- Request
Give a verbatim quotation of every record.

- Given information
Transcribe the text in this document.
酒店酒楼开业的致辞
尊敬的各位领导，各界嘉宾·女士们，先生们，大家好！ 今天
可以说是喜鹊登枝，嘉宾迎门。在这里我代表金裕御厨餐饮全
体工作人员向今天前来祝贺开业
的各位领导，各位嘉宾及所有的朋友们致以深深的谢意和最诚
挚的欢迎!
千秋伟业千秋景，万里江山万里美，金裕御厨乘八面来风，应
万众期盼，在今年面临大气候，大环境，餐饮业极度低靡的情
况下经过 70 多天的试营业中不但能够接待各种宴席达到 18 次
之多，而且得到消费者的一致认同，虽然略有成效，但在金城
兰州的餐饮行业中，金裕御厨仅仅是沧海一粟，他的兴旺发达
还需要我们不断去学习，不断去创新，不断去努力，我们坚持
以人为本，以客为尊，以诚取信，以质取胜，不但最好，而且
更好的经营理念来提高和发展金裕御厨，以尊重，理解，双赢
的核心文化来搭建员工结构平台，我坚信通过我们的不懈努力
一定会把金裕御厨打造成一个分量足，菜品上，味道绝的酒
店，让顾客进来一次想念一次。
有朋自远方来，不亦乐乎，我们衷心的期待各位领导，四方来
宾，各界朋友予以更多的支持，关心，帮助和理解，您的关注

- Problem solution
Transcribe the text in this document.
酒店酒楼开业的致辞
尊敬的各位领导，各界嘉宾·女士们，先生们，大家好！ 今天
可以说是喜鹊登枝，嘉宾迎门。在这里我代表金裕御厨餐饮全
体工作人员向今天前来祝贺开业
的各位领导，各位嘉宾及所有的朋友们致以深深的谢意和最诚
挚的欢迎!
千秋伟业千秋景，万里江山万里美，金裕御厨乘八面来风，应
万众期盼，在今年面临大气候，大环境，餐饮业极度低靡的情
况下经过 70 多天的试营业中不但能够接待各种宴席达到 18 次
之多，而且得到消费者的一致认同，虽然略有成效，但在金城
兰州的餐饮行业中，金裕御厨仅仅是沧海一粟，他的兴旺发达
还需要我们不断去学习，不断去创新，不断去努力，我们坚持
以人为本，以客为尊，以诚取信，以质取胜，不但最好，而且
更好的经营理念来提高和发展金裕御厨，以尊重，理解，双赢
的核心文化来搭建员工结构平台，我坚信通过我们的不懈努力
一定会把金裕御厨打造成一个分量足，菜品上，味道绝的酒
店，让顾客进来一次想念一次。
有朋自远方来，不亦乐乎，我们衷心的期待各位领导，四方来
宾，各界朋友予以更多的支持，关心，帮助和理解，您的关注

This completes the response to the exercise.